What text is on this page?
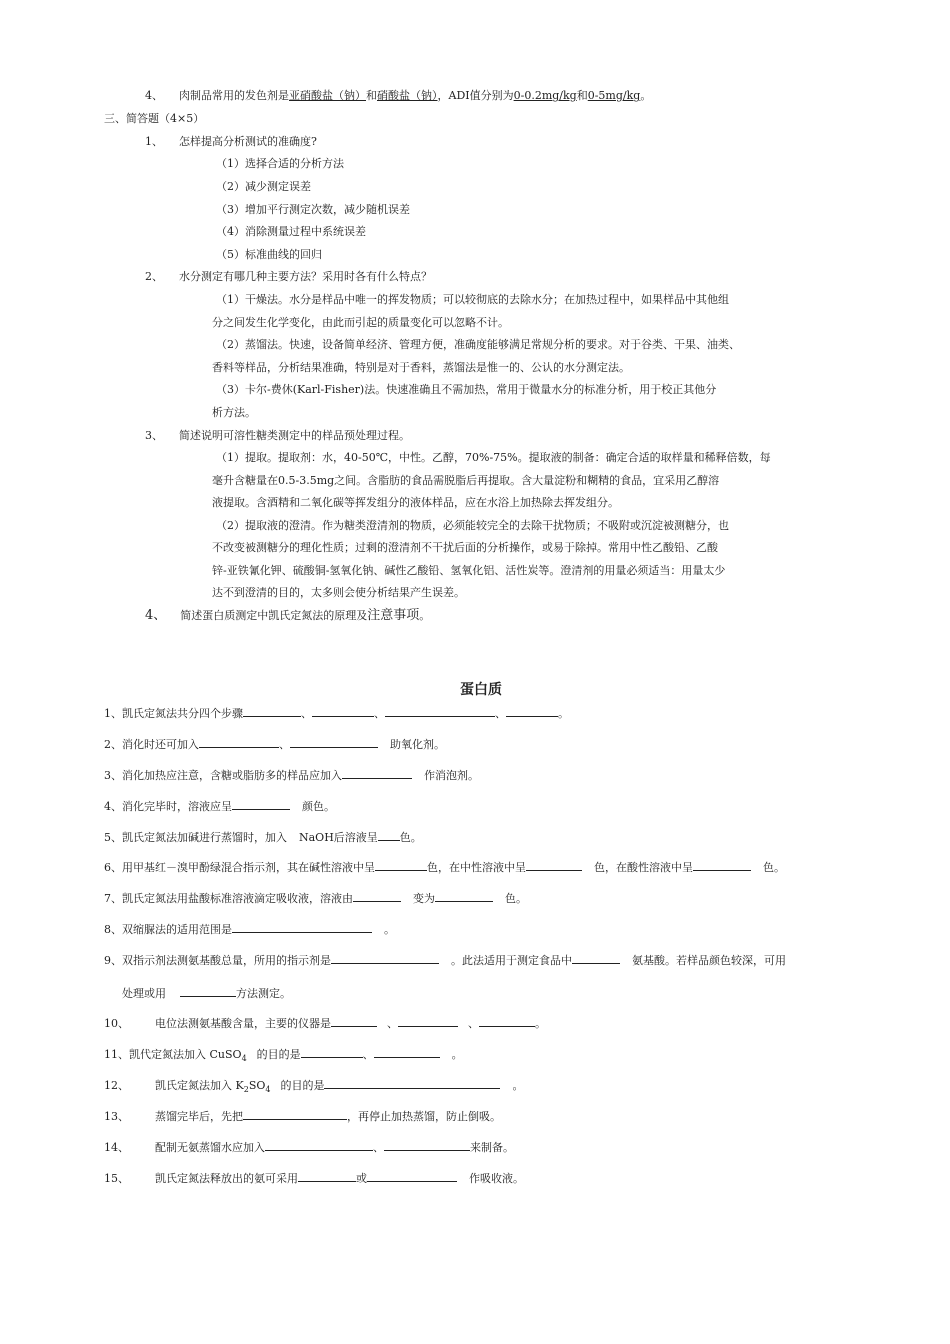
4、 肉制品常用的发色剂是亚硝酸盐（钠）和硝酸盐（钠），ADI值分别为0-0.2mg/kg和0-5mg/kg。
三、简答题（4×5）
1、 怎样提高分析测试的准确度?
（1）选择合适的分析方法
（2）减少测定误差
（3）增加平行测定次数，减少随机误差
（4）消除测量过程中系统误差
（5）标准曲线的回归
2、 水分测定有哪几种主要方法？采用时各有什么特点？
（1）干燥法。水分是样品中唯一的挥发物质；可以较彻底的去除水分；在加热过程中，如果样品中其他组
分之间发生化学变化，由此而引起的质量变化可以忽略不计。
（2）蒸馏法。快速，设备简单经济、管理方便，准确度能够满足常规分析的要求。对于谷类、干果、油类、
香料等样品，分析结果准确，特别是对于香料，蒸馏法是惟一的、公认的水分测定法。
（3）卡尔-费休(Karl-Fisher)法。快速准确且不需加热，常用于微量水分的标准分析，用于校正其他分
析方法。
3、 简述说明可溶性糖类测定中的样品预处理过程。
（1）提取。提取剂：水，40-50℃，中性。乙醇，70%-75%。提取液的制备：确定合适的取样量和稀释倍数，每
毫升含糖量在0.5-3.5mg之间。含脂肪的食品需脱脂后再提取。含大量淀粉和糊精的食品，宜采用乙醇溶
液提取。含酒精和二氧化碳等挥发组分的液体样品，应在水浴上加热除去挥发组分。
（2）提取液的澄清。作为糖类澄清剂的物质，必须能较完全的去除干扰物质；不吸附或沉淀被测糖分，也
不改变被测糖分的理化性质；过剩的澄清剂不干扰后面的分析操作，或易于除掉。常用中性乙酸铅、乙酸
锌-亚铁氰化钾、硫酸铜-氢氧化钠、碱性乙酸铅、氢氧化铝、活性炭等。澄清剂的用量必须适当：用量太少
达不到澄清的目的，太多则会使分析结果产生误差。
4、 简述蛋白质测定中凯氏定氮法的原理及注意事项。
蛋白质
1、凯氏定氮法共分四个步骤	、	、	、	。
2、消化时还可加入	、	助氧化剂。
3、消化加热应注意，含糖或脂肪多的样品应加入	作消泡剂。
4、消化完毕时，溶液应呈	颜色。
5、凯氏定氮法加碱进行蒸馏时，加入 NaOH后溶液呈 色。
6、用甲基红－溴甲酚绿混合指示剂，其在碱性溶液中呈	色，在中性溶液中呈	色，在酸性溶液中呈	色。
7、凯氏定氮法用盐酸标准溶液滴定吸收液，溶液由	变为	色。
8、双缩脲法的适用范围是	。
9、双指示剂法测氨基酸总量，所用的指示剂是	。此法适用于测定食品中	氨基酸。若样品颜色较深，可用
处理或用	方法测定。
10、 电位法测氨基酸含量，主要的仪器是	、	、	。
11、凯代定氮法加入 CuSO$_4$ 的目的是	、	。
12、 凯氏定氮法加入 $K_2SO_4$ 的目的是	。
13、 蒸馏完毕后，先把	，再停止加热蒸馏，防止倒吸。
14、 配制无氨蒸馏水应加入	、	来制备。
15、 凯氏定氮法释放出的氨可采用	或	作吸收液。
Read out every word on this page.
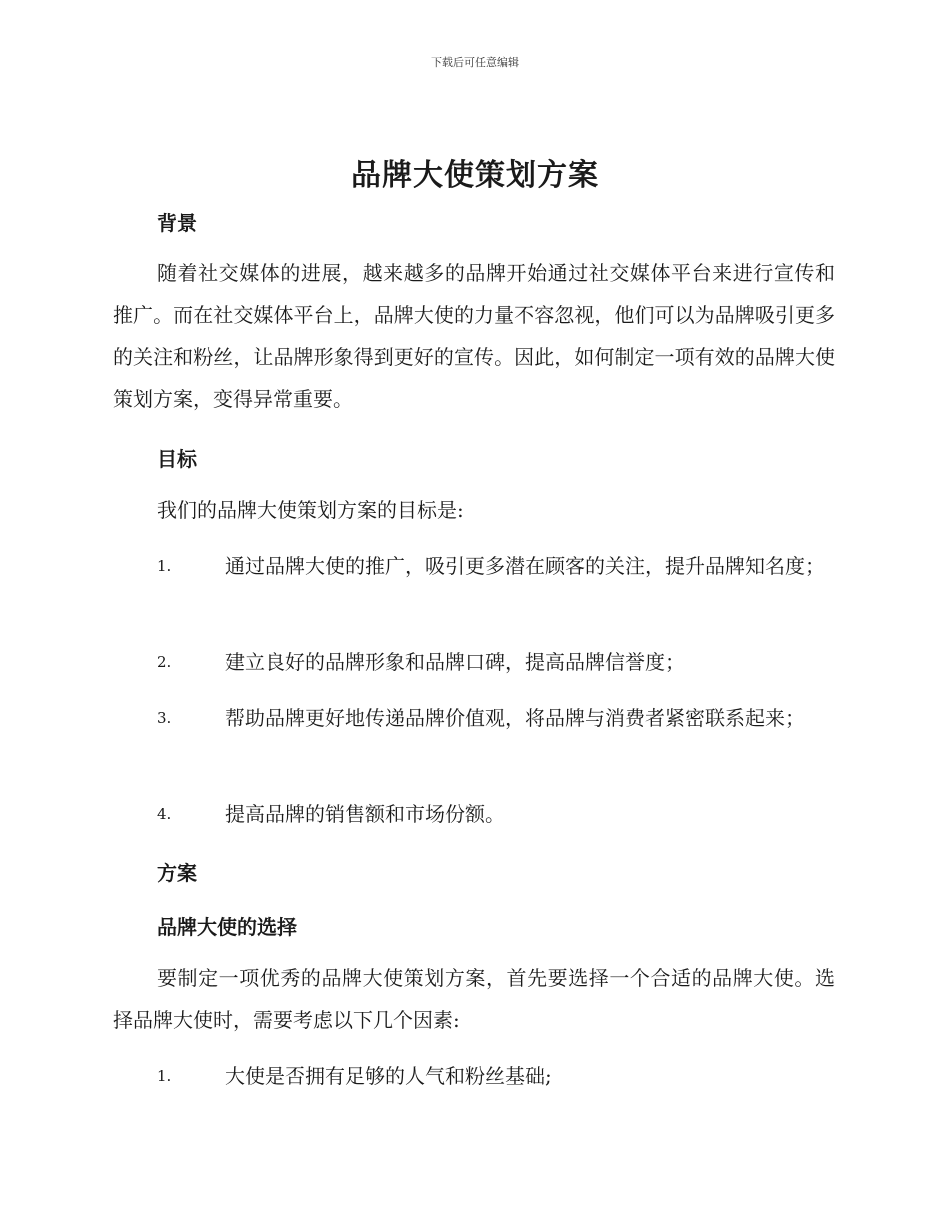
下载后可任意编辑
品牌大使策划方案
背景
随着社交媒体的进展，越来越多的品牌开始通过社交媒体平台来进行宣传和推广。而在社交媒体平台上，品牌大使的力量不容忽视，他们可以为品牌吸引更多的关注和粉丝，让品牌形象得到更好的宣传。因此，如何制定一项有效的品牌大使策划方案，变得异常重要。
目标
我们的品牌大使策划方案的目标是:
1.	通过品牌大使的推广，吸引更多潜在顾客的关注，提升品牌知名度；
2.	建立良好的品牌形象和品牌口碑，提高品牌信誉度；
3.	帮助品牌更好地传递品牌价值观，将品牌与消费者紧密联系起来；
4.	提高品牌的销售额和市场份额。
方案
品牌大使的选择
要制定一项优秀的品牌大使策划方案，首先要选择一个合适的品牌大使。选择品牌大使时，需要考虑以下几个因素:
1.	大使是否拥有足够的人气和粉丝基础;
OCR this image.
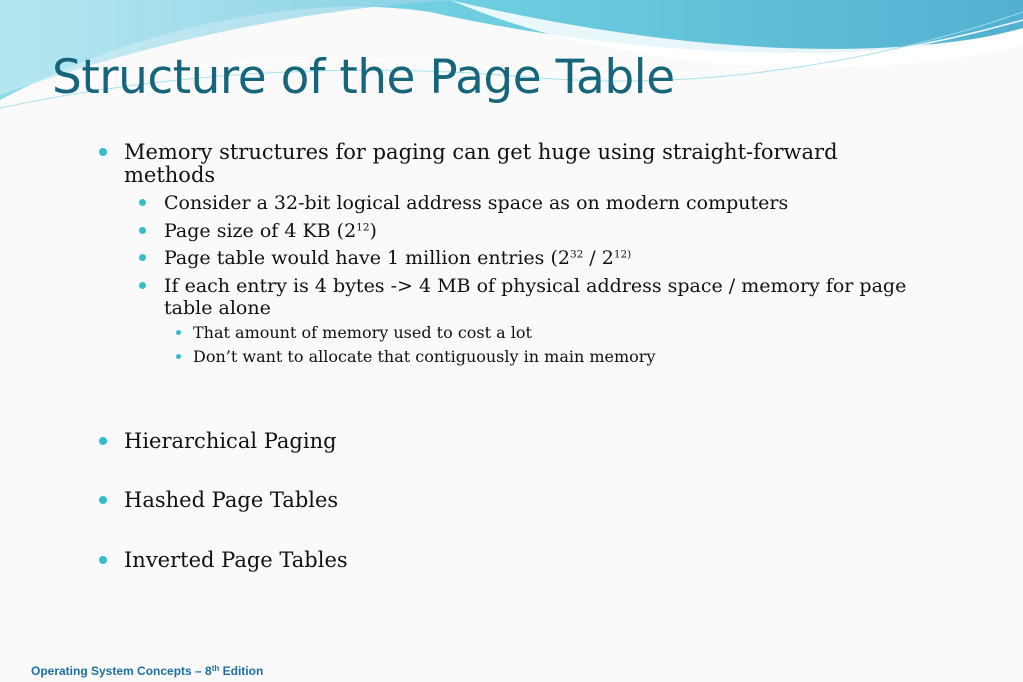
Structure of the Page Table
Memory structures for paging can get huge using straight-forward
methods
Consider a 32-bit logical address space as on modern computers
Page size of 4 KB $(2^{12})$
Page table would have 1 million entries ($2^{32} / 2^{12)}$
If each entry is 4 bytes -> 4 MB of physical address space / memory for page
table alone
That amount of memory used to cost a lot
Don’t want to allocate that contiguously in main memory
Hierarchical Paging
Hashed Page Tables
Inverted Page Tables
Operating System Concepts – 8th Edition
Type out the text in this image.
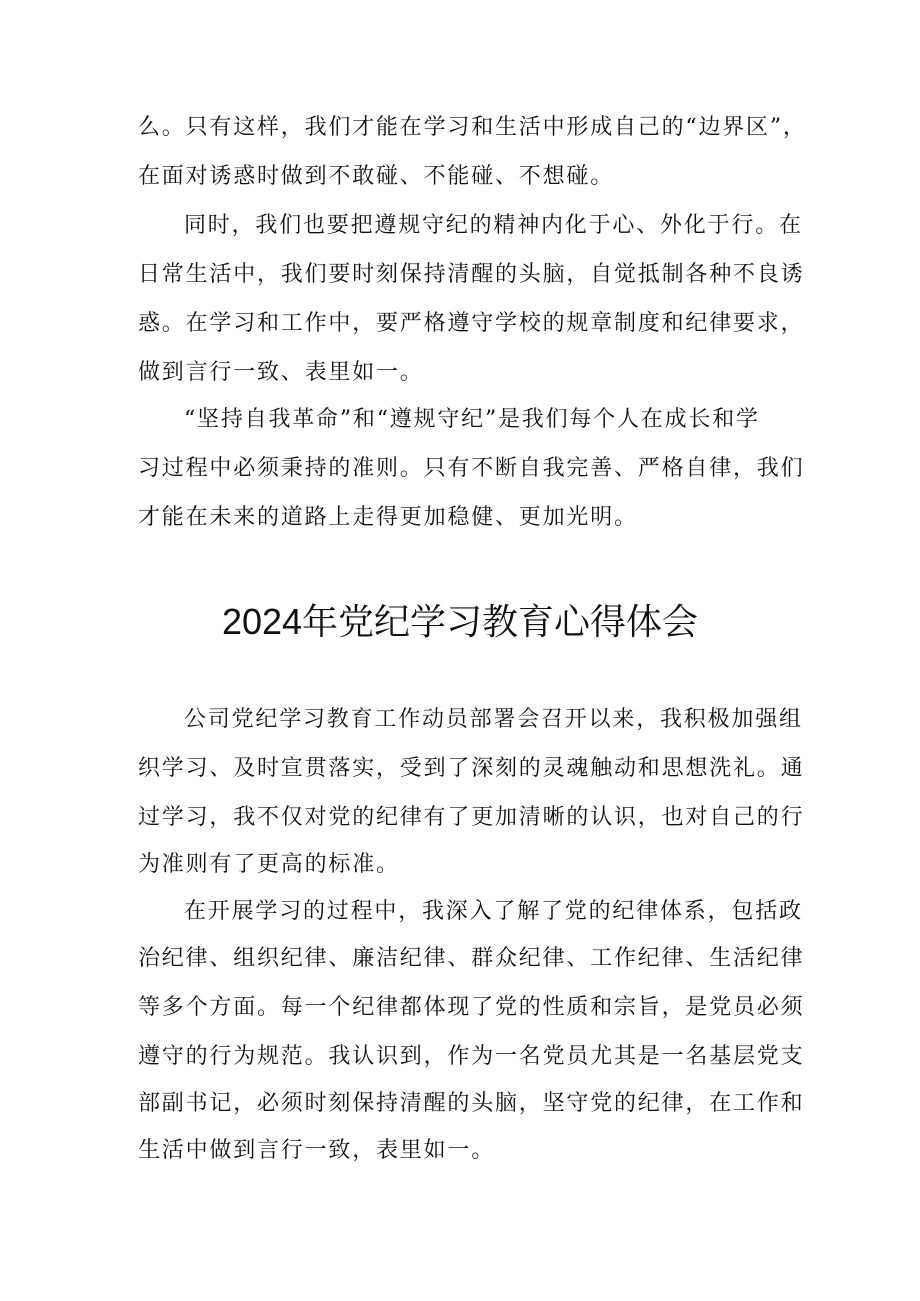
么。只有这样，我们才能在学习和生活中形成自己的“边界区”，
在面对诱惑时做到不敢碰、不能碰、不想碰。
同时，我们也要把遵规守纪的精神内化于心、外化于行。在
日常生活中，我们要时刻保持清醒的头脑，自觉抵制各种不良诱
惑。在学习和工作中，要严格遵守学校的规章制度和纪律要求，
做到言行一致、表里如一。
“坚持自我革命”和“遵规守纪”是我们每个人在成长和学
习过程中必须秉持的准则。只有不断自我完善、严格自律，我们
才能在未来的道路上走得更加稳健、更加光明。
2024年党纪学习教育心得体会
公司党纪学习教育工作动员部署会召开以来，我积极加强组
织学习、及时宣贯落实，受到了深刻的灵魂触动和思想洗礼。通
过学习，我不仅对党的纪律有了更加清晰的认识，也对自己的行
为准则有了更高的标准。
在开展学习的过程中，我深入了解了党的纪律体系，包括政
治纪律、组织纪律、廉洁纪律、群众纪律、工作纪律、生活纪律
等多个方面。每一个纪律都体现了党的性质和宗旨，是党员必须
遵守的行为规范。我认识到，作为一名党员尤其是一名基层党支
部副书记，必须时刻保持清醒的头脑，坚守党的纪律，在工作和
生活中做到言行一致，表里如一。
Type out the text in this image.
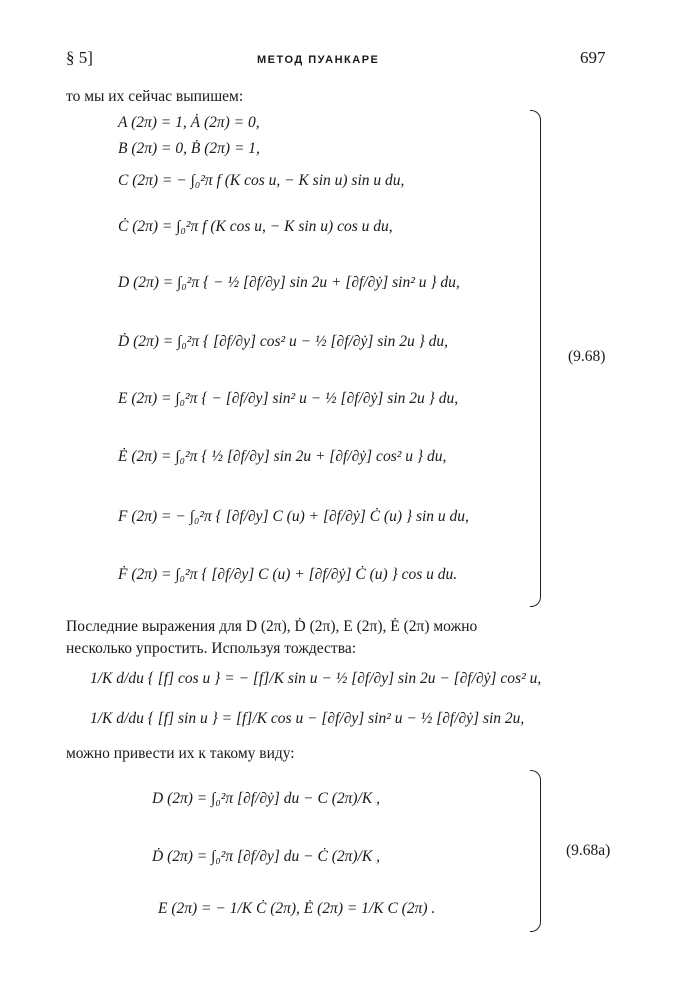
§ 5]	МЕТОД ПУАНКАРЕ	697
то мы их сейчас выпишем:
A (2π) = 1, Ȧ (2π) = 0,
B (2π) = 0, Ḃ (2π) = 1,
C (2π) = − ∫₀²π f (K cos u, − K sin u) sin u du,
Ċ (2π) = ∫₀²π f (K cos u, − K sin u) cos u du,
D (2π) = ∫₀²π { − ½ [∂f/∂y] sin 2u + [∂f/∂ẏ] sin² u } du,
Ḋ (2π) = ∫₀²π { [∂f/∂y] cos² u − ½ [∂f/∂ẏ] sin 2u } du,
E (2π) = ∫₀²π { − [∂f/∂y] sin² u − ½ [∂f/∂ẏ] sin 2u } du,
Ė (2π) = ∫₀²π { ½ [∂f/∂y] sin 2u + [∂f/∂ẏ] cos² u } du,
F (2π) = − ∫₀²π { [∂f/∂y] C (u) + [∂f/∂ẏ] Ċ (u) } sin u du,
Ḟ (2π) = ∫₀²π { [∂f/∂y] C (u) + [∂f/∂ẏ] Ċ (u) } cos u du.
(9.68)
Последние выражения для D (2π), Ḋ (2π), E (2π), Ė (2π) можно
несколько упростить. Используя тождества:
1/K d/du { [f] cos u } = − [f]/K sin u − ½ [∂f/∂y] sin 2u − [∂f/∂ẏ] cos² u,
1/K d/du { [f] sin u } = [f]/K cos u − [∂f/∂y] sin² u − ½ [∂f/∂ẏ] sin 2u,
можно привести их к такому виду:
D (2π) = ∫₀²π [∂f/∂ẏ] du − C (2π)/K ,
Ḋ (2π) = ∫₀²π [∂f/∂y] du − Ċ (2π)/K ,
E (2π) = − 1/K Ċ (2π), Ė (2π) = 1/K C (2π) .
(9.68a)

——————————

Written exercise
Find every line in the records that contains the word "Tables"; copy those lines.

Problem solution
Hashed Page Tables
Inverted Page Tables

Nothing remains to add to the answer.